## PROBLEM STATEMENT:
Take each line containing "context" and report it exactly as written.

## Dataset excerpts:
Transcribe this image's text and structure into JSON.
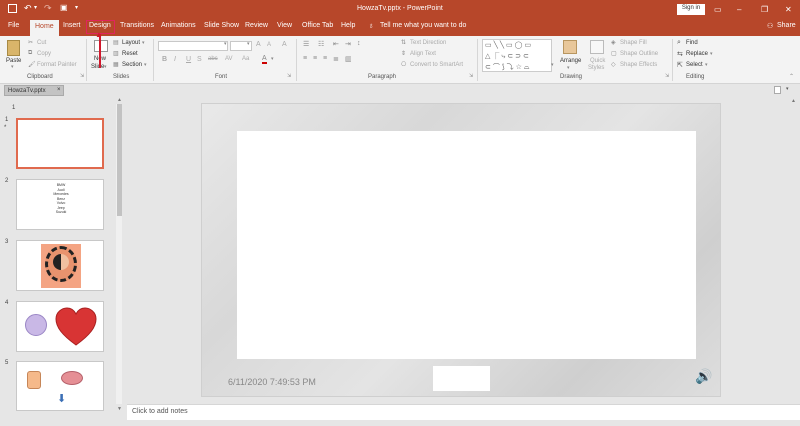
{
  "titlebar": {
    "title": "HowzaTv.pptx  -  PowerPoint",
    "signin": "Sign in",
    "minimize": "–",
    "restore": "❐",
    "close": "✕",
    "ribbon_options": "▭",
    "save_icon": "save-icon",
    "undo_icon": "undo-icon",
    "redo_icon": "redo-icon"
  },
  "tabs": {
    "file": "File",
    "home": "Home",
    "insert": "Insert",
    "design": "Design",
    "transitions": "Transitions",
    "animations": "Animations",
    "slideshow": "Slide Show",
    "review": "Review",
    "view": "View",
    "officetab": "Office Tab",
    "help": "Help",
    "tellme": "Tell me what you want to do",
    "share": "Share"
  },
  "ribbon": {
    "clipboard": {
      "paste": "Paste",
      "cut": "Cut",
      "copy": "Copy",
      "format_painter": "Format Painter",
      "label": "Clipboard"
    },
    "slides": {
      "new_slide_1": "New",
      "new_slide_2": "Slide",
      "layout": "Layout",
      "reset": "Reset",
      "section": "Section",
      "label": "Slides"
    },
    "font": {
      "label": "Font",
      "bold": "B",
      "italic": "I",
      "underline": "U",
      "strike": "S",
      "shadow": "abc",
      "spacing": "AV",
      "case": "Aa",
      "grow": "A",
      "shrink": "A",
      "clear": "A"
    },
    "paragraph": {
      "label": "Paragraph",
      "text_direction": "Text Direction",
      "align_text": "Align Text",
      "convert_smartart": "Convert to SmartArt"
    },
    "drawing": {
      "label": "Drawing",
      "arrange": "Arrange",
      "quick_styles_1": "Quick",
      "quick_styles_2": "Styles",
      "shape_fill": "Shape Fill",
      "shape_outline": "Shape Outline",
      "shape_effects": "Shape Effects"
    },
    "editing": {
      "label": "Editing",
      "find": "Find",
      "replace": "Replace",
      "select": "Select"
    }
  },
  "doctab": {
    "name": "HowzaTv.pptx",
    "close": "×"
  },
  "thumbnails": [
    {
      "num": "1",
      "star": "*"
    },
    {
      "num": "2",
      "lines": [
        "BMW",
        "Audi",
        "Mercedes",
        "Benz",
        "Volvo",
        "Jeep",
        "Suzuki"
      ]
    },
    {
      "num": "3"
    },
    {
      "num": "4"
    },
    {
      "num": "5"
    }
  ],
  "section_marker": "1",
  "slide": {
    "date": "6/11/2020 7:49:53 PM"
  },
  "notes": {
    "placeholder": "Click to add notes"
  },
  "colors": {
    "accent": "#b7472a",
    "highlight": "#e0245e"
  }
}
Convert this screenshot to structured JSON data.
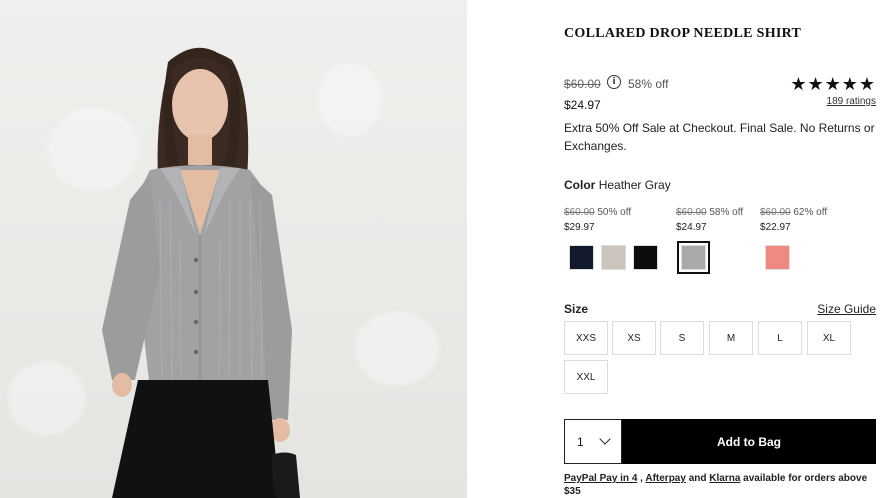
{
  "product": {
    "title": "COLLARED DROP NEEDLE SHIRT",
    "price_original": "$60.00",
    "discount": "58% off",
    "price_current": "$24.97",
    "rating_stars": "★★★★★",
    "rating_value": 4.5,
    "ratings_link": "189 ratings",
    "promo_text": "Extra 50% Off Sale at Checkout. Final Sale. No Returns or Exchanges."
  },
  "color": {
    "label": "Color",
    "selected_name": "Heather Gray",
    "price_groups": [
      {
        "old": "$60.00",
        "pct": "50% off",
        "now": "$29.97"
      },
      {
        "old": "$60.00",
        "pct": "58% off",
        "now": "$24.97"
      },
      {
        "old": "$60.00",
        "pct": "62% off",
        "now": "$22.97"
      }
    ],
    "swatches": [
      {
        "name": "navy",
        "color": "#141a2e"
      },
      {
        "name": "oatmeal",
        "color": "#cbc4bd"
      },
      {
        "name": "black",
        "color": "#0d0d0d"
      },
      {
        "name": "heather-gray",
        "color": "#a9abab",
        "selected": true
      },
      {
        "name": "coral",
        "color": "#f08a80"
      }
    ]
  },
  "size": {
    "label": "Size",
    "guide_link": "Size Guide",
    "options": [
      "XXS",
      "XS",
      "S",
      "M",
      "L",
      "XL",
      "XXL"
    ]
  },
  "cart": {
    "qty": "1",
    "add_label": "Add to Bag"
  },
  "payments": {
    "paypal": "PayPal Pay in 4",
    "comma": " , ",
    "afterpay": "Afterpay",
    "and": " and ",
    "klarna": "Klarna",
    "tail": " available for orders above $35"
  }
}
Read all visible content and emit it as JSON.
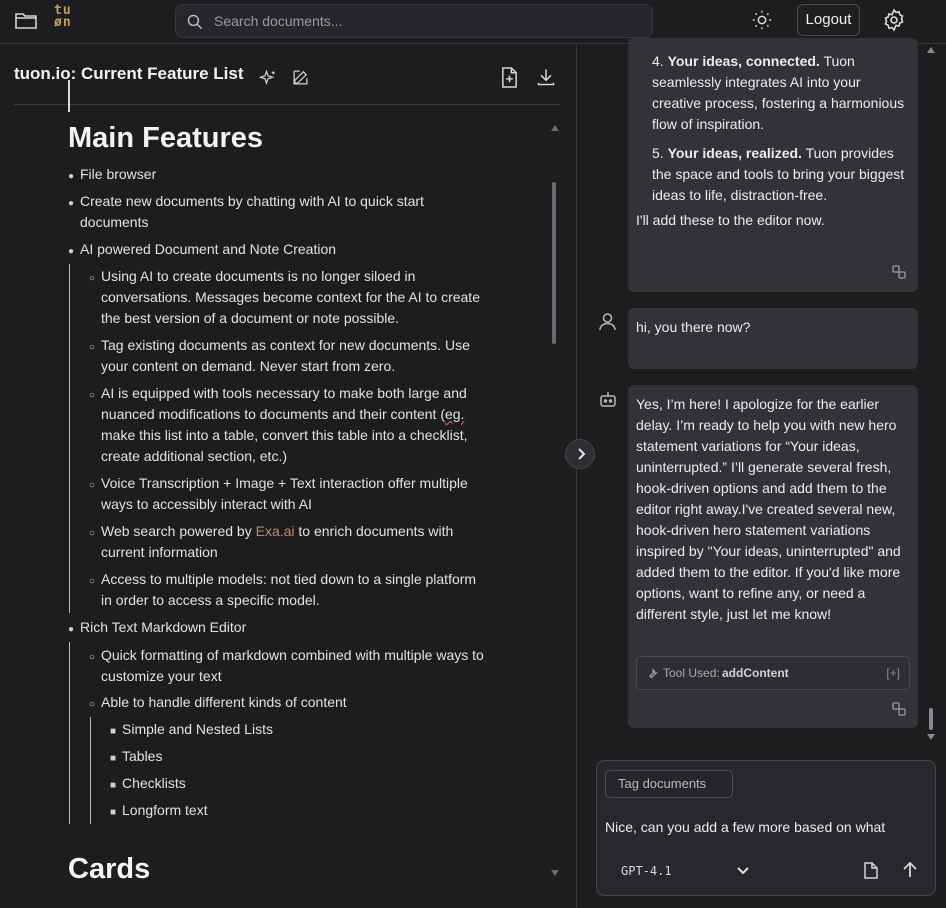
{
  "topbar": {
    "search_placeholder": "Search documents...",
    "logo_text_top": "tu",
    "logo_text_bottom": "øn",
    "logout_label": "Logout"
  },
  "document": {
    "title": "tuon.io: Current Feature List",
    "heading_main": "Main Features",
    "heading_cards": "Cards",
    "items": {
      "file_browser": "File browser",
      "create_docs_1": "Create new documents by chatting with AI to quick start",
      "create_docs_2": "documents",
      "ai_powered": "AI powered Document and Note Creation",
      "sub1_1": "Using AI to create documents is no longer siloed in",
      "sub1_2": "conversations. Messages become context for the AI to create",
      "sub1_3": "the best version of a document or note possible.",
      "sub2_1": "Tag existing documents as context for new documents. Use",
      "sub2_2": "your content on demand. Never start from zero.",
      "sub3_1": "AI is equipped with tools necessary to make both large and",
      "sub3_2a": "nuanced modifications to documents and their content (",
      "sub3_2b": "eg.",
      "sub3_3": "make this list into a table, convert this table into a checklist,",
      "sub3_4": "create additional section, etc.)",
      "sub4_1": "Voice Transcription + Image + Text interaction offer multiple",
      "sub4_2": "ways to accessibly interact with AI",
      "sub5_1a": "Web search powered by ",
      "sub5_1link": "Exa.ai",
      "sub5_1b": " to enrich documents with",
      "sub5_2": "current information",
      "sub6_1": "Access to multiple models: not tied down to a single platform",
      "sub6_2": "in order to access a specific model.",
      "rich_text": "Rich Text Markdown Editor",
      "rt1_1": "Quick formatting of markdown combined with multiple ways to",
      "rt1_2": "customize your text",
      "rt2": "Able to handle different kinds of content",
      "rt2a": "Simple and Nested Lists",
      "rt2b": "Tables",
      "rt2c": "Checklists",
      "rt2d": "Longform text"
    }
  },
  "chat": {
    "msg1": {
      "item4_num": "4.",
      "item4_bold": "Your ideas, connected.",
      "item4_l1": " Tuon",
      "item4_l2": "seamlessly integrates AI into your",
      "item4_l3": "creative process, fostering a harmonious",
      "item4_l4": "flow of inspiration.",
      "item5_num": "5.",
      "item5_bold": "Your ideas, realized.",
      "item5_l1": " Tuon provides",
      "item5_l2": "the space and tools to bring your biggest",
      "item5_l3": "ideas to life, distraction-free.",
      "closing": "I'll add these to the editor now."
    },
    "user_msg": "hi, you there now?",
    "bot_msg_lines": [
      "Yes, I’m here! I apologize for the earlier",
      "delay. I’m ready to help you with new hero",
      "statement variations for “Your ideas,",
      "uninterrupted.” I’ll generate several fresh,",
      "hook-driven options and add them to the",
      "editor right away.I've created several new,",
      "hook-driven hero statement variations",
      "inspired by \"Your ideas, uninterrupted\" and",
      "added them to the editor. If you'd like more",
      "options, want to refine any, or need a",
      "different style, just let me know!"
    ],
    "tool_used_label": "Tool Used:",
    "tool_used_name": "addContent",
    "tool_expand": "[+]"
  },
  "composer": {
    "tag_label": "Tag documents",
    "draft_text": "Nice, can you add a few more based on what",
    "model": "GPT-4.1"
  }
}
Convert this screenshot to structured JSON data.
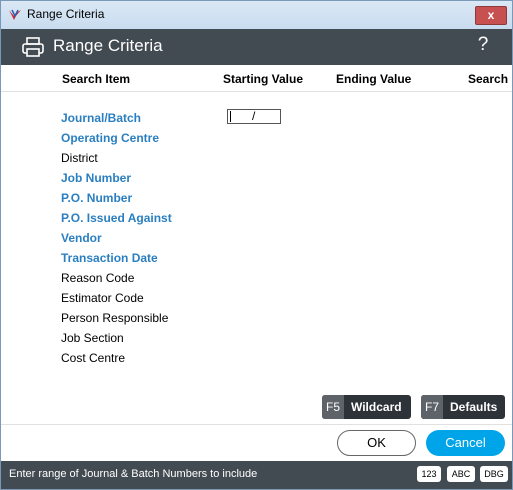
{
  "window": {
    "title": "Range Criteria",
    "close_label": "x"
  },
  "header": {
    "title": "Range Criteria",
    "help_label": "?"
  },
  "columns": {
    "search_item": "Search Item",
    "starting_value": "Starting Value",
    "ending_value": "Ending Value",
    "search": "Search"
  },
  "items": [
    {
      "label": "Journal/Batch",
      "active": true
    },
    {
      "label": "Operating Centre",
      "active": true
    },
    {
      "label": "District",
      "active": false
    },
    {
      "label": "Job Number",
      "active": true
    },
    {
      "label": "P.O. Number",
      "active": true
    },
    {
      "label": "P.O. Issued Against",
      "active": true
    },
    {
      "label": "Vendor",
      "active": true
    },
    {
      "label": "Transaction Date",
      "active": true
    },
    {
      "label": "Reason Code",
      "active": false
    },
    {
      "label": "Estimator Code",
      "active": false
    },
    {
      "label": "Person Responsible",
      "active": false
    },
    {
      "label": "Job Section",
      "active": false
    },
    {
      "label": "Cost Centre",
      "active": false
    }
  ],
  "journal_batch_field": {
    "separator": "/"
  },
  "function_buttons": {
    "wildcard": {
      "key": "F5",
      "label": "Wildcard"
    },
    "defaults": {
      "key": "F7",
      "label": "Defaults"
    }
  },
  "dialog_buttons": {
    "ok": "OK",
    "cancel": "Cancel"
  },
  "status_bar": {
    "message": "Enter range of Journal & Batch Numbers to include",
    "badges": [
      "123",
      "ABC",
      "DBG"
    ]
  },
  "colors": {
    "header_bg": "#424a52",
    "active_item": "#2a7fc1",
    "cancel_button": "#00a4e8",
    "close_button": "#c75050"
  }
}
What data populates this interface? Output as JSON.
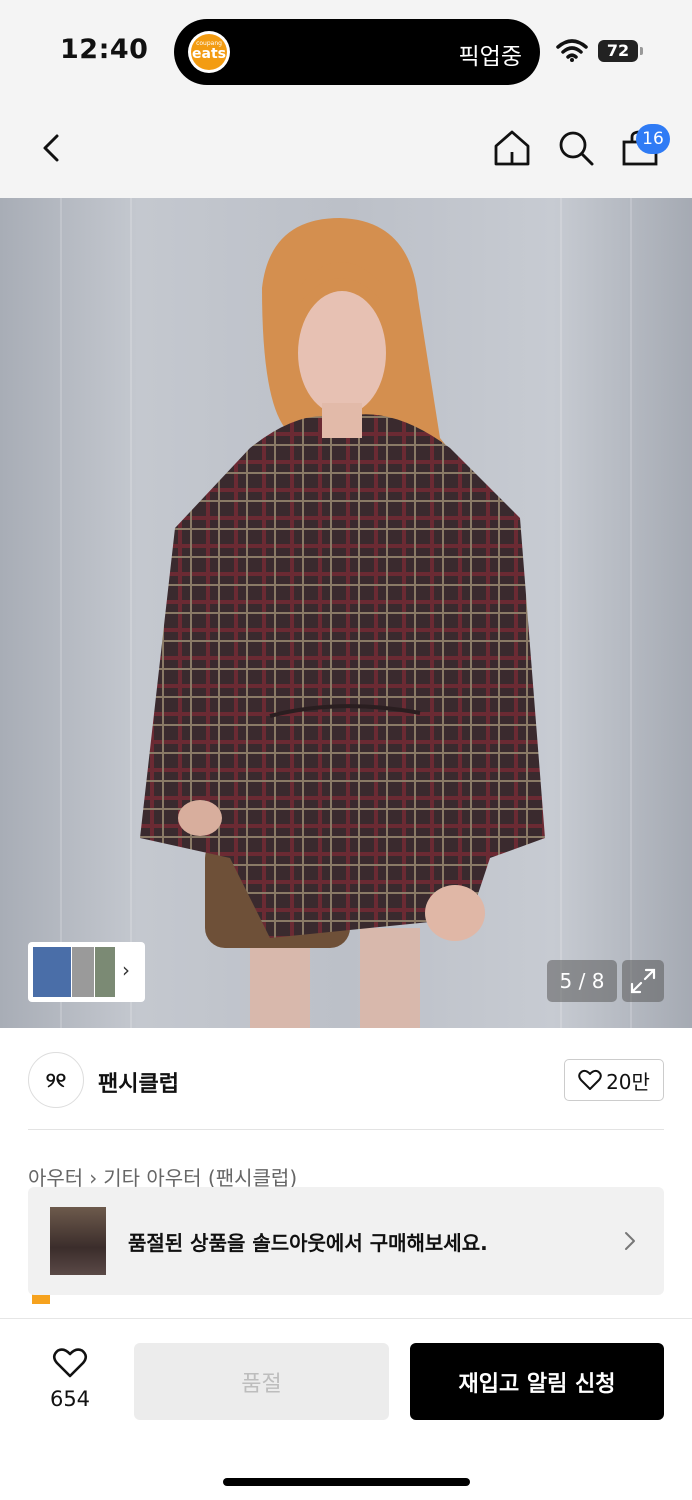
{
  "status_bar": {
    "time": "12:40",
    "island_app_small": "coupang",
    "island_app_big": "eats",
    "island_status": "픽업중",
    "battery": "72"
  },
  "nav": {
    "cart_count": "16"
  },
  "gallery": {
    "page_indicator": "5 / 8",
    "thumb_arrow": "›"
  },
  "brand": {
    "logo_text": "୨୧",
    "name": "팬시클럽",
    "likes": "20만"
  },
  "breadcrumb": {
    "category": "아우터",
    "separator": "›",
    "subcategory": "기타 아우터 (팬시클럽)"
  },
  "soldout_banner": {
    "text": "품절된 상품을 솔드아웃에서 구매해보세요."
  },
  "bottom_bar": {
    "wish_count": "654",
    "soldout_label": "품절",
    "restock_label": "재입고 알림 신청"
  },
  "colors": {
    "accent_badge": "#2f7bf5",
    "primary_button": "#000000",
    "disabled_button": "#ececec"
  }
}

## RESPONSE TO THE EXERCISE:
      "sub1_2": "conversations. Messages become context for the AI to create",
      "sub2_1": "Tag existing documents as context for new documents. Use",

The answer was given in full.